TASK GOAL
Give back the entire listing verbatim.

— START OF INPUT —

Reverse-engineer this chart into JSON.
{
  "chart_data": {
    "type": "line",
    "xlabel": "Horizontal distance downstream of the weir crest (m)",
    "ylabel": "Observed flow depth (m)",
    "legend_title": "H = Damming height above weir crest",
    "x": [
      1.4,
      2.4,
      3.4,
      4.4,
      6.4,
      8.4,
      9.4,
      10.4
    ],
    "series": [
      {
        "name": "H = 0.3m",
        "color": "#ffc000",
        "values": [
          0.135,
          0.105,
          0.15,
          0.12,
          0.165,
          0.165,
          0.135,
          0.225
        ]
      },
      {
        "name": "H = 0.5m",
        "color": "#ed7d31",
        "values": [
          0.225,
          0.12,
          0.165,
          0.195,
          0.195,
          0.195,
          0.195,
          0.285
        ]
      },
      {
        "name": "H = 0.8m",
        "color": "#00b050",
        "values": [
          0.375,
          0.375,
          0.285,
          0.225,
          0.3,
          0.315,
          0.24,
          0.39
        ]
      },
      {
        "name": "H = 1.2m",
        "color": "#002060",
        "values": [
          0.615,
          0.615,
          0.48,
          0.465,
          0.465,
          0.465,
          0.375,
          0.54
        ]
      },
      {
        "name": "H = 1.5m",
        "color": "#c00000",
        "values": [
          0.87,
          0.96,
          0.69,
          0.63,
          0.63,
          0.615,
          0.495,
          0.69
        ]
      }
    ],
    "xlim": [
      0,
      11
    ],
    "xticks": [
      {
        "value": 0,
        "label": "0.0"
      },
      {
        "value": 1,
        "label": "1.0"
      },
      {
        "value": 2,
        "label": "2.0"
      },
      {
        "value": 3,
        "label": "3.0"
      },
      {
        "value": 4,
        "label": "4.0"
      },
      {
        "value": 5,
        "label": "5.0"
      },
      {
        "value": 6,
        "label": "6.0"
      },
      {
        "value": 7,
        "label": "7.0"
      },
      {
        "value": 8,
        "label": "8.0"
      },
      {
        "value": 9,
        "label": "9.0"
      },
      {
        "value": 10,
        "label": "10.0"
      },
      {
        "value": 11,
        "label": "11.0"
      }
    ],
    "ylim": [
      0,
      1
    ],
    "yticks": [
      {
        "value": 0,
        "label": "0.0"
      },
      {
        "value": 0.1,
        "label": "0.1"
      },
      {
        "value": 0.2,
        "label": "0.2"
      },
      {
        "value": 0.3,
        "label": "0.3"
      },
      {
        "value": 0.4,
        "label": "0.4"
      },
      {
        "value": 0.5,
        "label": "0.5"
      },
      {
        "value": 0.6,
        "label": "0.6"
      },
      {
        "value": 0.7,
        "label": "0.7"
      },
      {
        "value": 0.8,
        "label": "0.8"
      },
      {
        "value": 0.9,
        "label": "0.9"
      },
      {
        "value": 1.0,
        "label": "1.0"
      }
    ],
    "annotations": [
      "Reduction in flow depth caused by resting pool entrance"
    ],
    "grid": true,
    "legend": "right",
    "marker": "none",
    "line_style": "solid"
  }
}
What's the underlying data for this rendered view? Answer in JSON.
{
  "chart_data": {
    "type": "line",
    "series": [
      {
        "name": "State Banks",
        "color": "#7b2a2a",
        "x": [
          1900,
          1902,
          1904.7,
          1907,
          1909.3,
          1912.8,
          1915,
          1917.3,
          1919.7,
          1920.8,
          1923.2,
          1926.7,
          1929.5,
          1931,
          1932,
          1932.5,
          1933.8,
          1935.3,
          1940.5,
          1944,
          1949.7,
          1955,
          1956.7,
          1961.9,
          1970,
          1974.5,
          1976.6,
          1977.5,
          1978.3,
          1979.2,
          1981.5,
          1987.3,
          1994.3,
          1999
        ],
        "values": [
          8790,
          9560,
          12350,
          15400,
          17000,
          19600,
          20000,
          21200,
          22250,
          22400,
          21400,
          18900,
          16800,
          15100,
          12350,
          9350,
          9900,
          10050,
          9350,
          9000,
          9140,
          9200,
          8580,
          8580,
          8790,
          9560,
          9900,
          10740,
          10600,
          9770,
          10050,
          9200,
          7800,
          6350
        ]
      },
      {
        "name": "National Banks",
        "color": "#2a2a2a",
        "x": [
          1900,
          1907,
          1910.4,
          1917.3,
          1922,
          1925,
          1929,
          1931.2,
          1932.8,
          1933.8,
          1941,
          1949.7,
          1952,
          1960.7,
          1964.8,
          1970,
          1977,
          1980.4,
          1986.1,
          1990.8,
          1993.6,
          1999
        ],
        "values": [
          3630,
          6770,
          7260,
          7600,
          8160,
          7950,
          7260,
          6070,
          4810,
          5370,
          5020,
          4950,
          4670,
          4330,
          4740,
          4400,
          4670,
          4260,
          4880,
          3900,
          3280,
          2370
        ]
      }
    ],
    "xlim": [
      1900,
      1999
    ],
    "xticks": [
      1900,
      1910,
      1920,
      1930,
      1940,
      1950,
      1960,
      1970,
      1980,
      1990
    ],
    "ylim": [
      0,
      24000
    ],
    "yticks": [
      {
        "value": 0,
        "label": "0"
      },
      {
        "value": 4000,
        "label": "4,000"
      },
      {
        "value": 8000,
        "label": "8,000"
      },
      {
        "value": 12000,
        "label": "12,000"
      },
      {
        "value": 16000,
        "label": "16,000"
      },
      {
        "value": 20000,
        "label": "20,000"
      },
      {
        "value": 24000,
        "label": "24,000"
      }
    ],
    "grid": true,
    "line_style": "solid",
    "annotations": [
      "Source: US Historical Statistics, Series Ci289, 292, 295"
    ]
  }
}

— END OF INPUT —

RESPONSE
Reverse-engineer this chart into JSON.
{
  "chart_data": {
    "type": "line",
    "xlabel": "Horizontal distance downstream of the weir crest (m)",
    "ylabel": "Observed flow depth (m)",
    "legend_title": "H = Damming height above weir crest",
    "x": [
      1.4,
      2.4,
      3.4,
      4.4,
      6.4,
      8.4,
      9.4,
      10.4
    ],
    "series": [
      {
        "name": "H = 0.3m",
        "color": "#ffc000",
        "values": [
          0.135,
          0.105,
          0.15,
          0.12,
          0.165,
          0.165,
          0.135,
          0.225
        ]
      },
      {
        "name": "H = 0.5m",
        "color": "#ed7d31",
        "values": [
          0.225,
          0.12,
          0.165,
          0.195,
          0.195,
          0.195,
          0.195,
          0.285
        ]
      },
      {
        "name": "H = 0.8m",
        "color": "#00b050",
        "values": [
          0.375,
          0.375,
          0.285,
          0.225,
          0.3,
          0.315,
          0.24,
          0.39
        ]
      },
      {
        "name": "H = 1.2m",
        "color": "#002060",
        "values": [
          0.615,
          0.615,
          0.48,
          0.465,
          0.465,
          0.465,
          0.375,
          0.54
        ]
      },
      {
        "name": "H = 1.5m",
        "color": "#c00000",
        "values": [
          0.87,
          0.96,
          0.69,
          0.63,
          0.63,
          0.615,
          0.495,
          0.69
        ]
      }
    ],
    "xlim": [
      0,
      11
    ],
    "xticks": [
      {
        "value": 0,
        "label": "0.0"
      },
      {
        "value": 1,
        "label": "1.0"
      },
      {
        "value": 2,
        "label": "2.0"
      },
      {
        "value": 3,
        "label": "3.0"
      },
      {
        "value": 4,
        "label": "4.0"
      },
      {
        "value": 5,
        "label": "5.0"
      },
      {
        "value": 6,
        "label": "6.0"
      },
      {
        "value": 7,
        "label": "7.0"
      },
      {
        "value": 8,
        "label": "8.0"
      },
      {
        "value": 9,
        "label": "9.0"
      },
      {
        "value": 10,
        "label": "10.0"
      },
      {
        "value": 11,
        "label": "11.0"
      }
    ],
    "ylim": [
      0,
      1
    ],
    "yticks": [
      {
        "value": 0,
        "label": "0.0"
      },
      {
        "value": 0.1,
        "label": "0.1"
      },
      {
        "value": 0.2,
        "label": "0.2"
      },
      {
        "value": 0.3,
        "label": "0.3"
      },
      {
        "value": 0.4,
        "label": "0.4"
      },
      {
        "value": 0.5,
        "label": "0.5"
      },
      {
        "value": 0.6,
        "label": "0.6"
      },
      {
        "value": 0.7,
        "label": "0.7"
      },
      {
        "value": 0.8,
        "label": "0.8"
      },
      {
        "value": 0.9,
        "label": "0.9"
      },
      {
        "value": 1.0,
        "label": "1.0"
      }
    ],
    "annotations": [
      "Reduction in flow depth caused by resting pool entrance"
    ],
    "grid": true,
    "legend": "right",
    "marker": "none",
    "line_style": "solid"
  }
}
What's the underlying data for this rendered view? Answer in JSON.
{
  "chart_data": {
    "type": "line",
    "series": [
      {
        "name": "State Banks",
        "color": "#7b2a2a",
        "x": [
          1900,
          1902,
          1904.7,
          1907,
          1909.3,
          1912.8,
          1915,
          1917.3,
          1919.7,
          1920.8,
          1923.2,
          1926.7,
          1929.5,
          1931,
          1932,
          1932.5,
          1933.8,
          1935.3,
          1940.5,
          1944,
          1949.7,
          1955,
          1956.7,
          1961.9,
          1970,
          1974.5,
          1976.6,
          1977.5,
          1978.3,
          1979.2,
          1981.5,
          1987.3,
          1994.3,
          1999
        ],
        "values": [
          8790,
          9560,
          12350,
          15400,
          17000,
          19600,
          20000,
          21200,
          22250,
          22400,
          21400,
          18900,
          16800,
          15100,
          12350,
          9350,
          9900,
          10050,
          9350,
          9000,
          9140,
          9200,
          8580,
          8580,
          8790,
          9560,
          9900,
          10740,
          10600,
          9770,
          10050,
          9200,
          7800,
          6350
        ]
      },
      {
        "name": "National Banks",
        "color": "#2a2a2a",
        "x": [
          1900,
          1907,
          1910.4,
          1917.3,
          1922,
          1925,
          1929,
          1931.2,
          1932.8,
          1933.8,
          1941,
          1949.7,
          1952,
          1960.7,
          1964.8,
          1970,
          1977,
          1980.4,
          1986.1,
          1990.8,
          1993.6,
          1999
        ],
        "values": [
          3630,
          6770,
          7260,
          7600,
          8160,
          7950,
          7260,
          6070,
          4810,
          5370,
          5020,
          4950,
          4670,
          4330,
          4740,
          4400,
          4670,
          4260,
          4880,
          3900,
          3280,
          2370
        ]
      }
    ],
    "xlim": [
      1900,
      1999
    ],
    "xticks": [
      1900,
      1910,
      1920,
      1930,
      1940,
      1950,
      1960,
      1970,
      1980,
      1990
    ],
    "ylim": [
      0,
      24000
    ],
    "yticks": [
      {
        "value": 0,
        "label": "0"
      },
      {
        "value": 4000,
        "label": "4,000"
      },
      {
        "value": 8000,
        "label": "8,000"
      },
      {
        "value": 12000,
        "label": "12,000"
      },
      {
        "value": 16000,
        "label": "16,000"
      },
      {
        "value": 20000,
        "label": "20,000"
      },
      {
        "value": 24000,
        "label": "24,000"
      }
    ],
    "grid": true,
    "line_style": "solid",
    "annotations": [
      "Source: US Historical Statistics, Series Ci289, 292, 295"
    ]
  }
}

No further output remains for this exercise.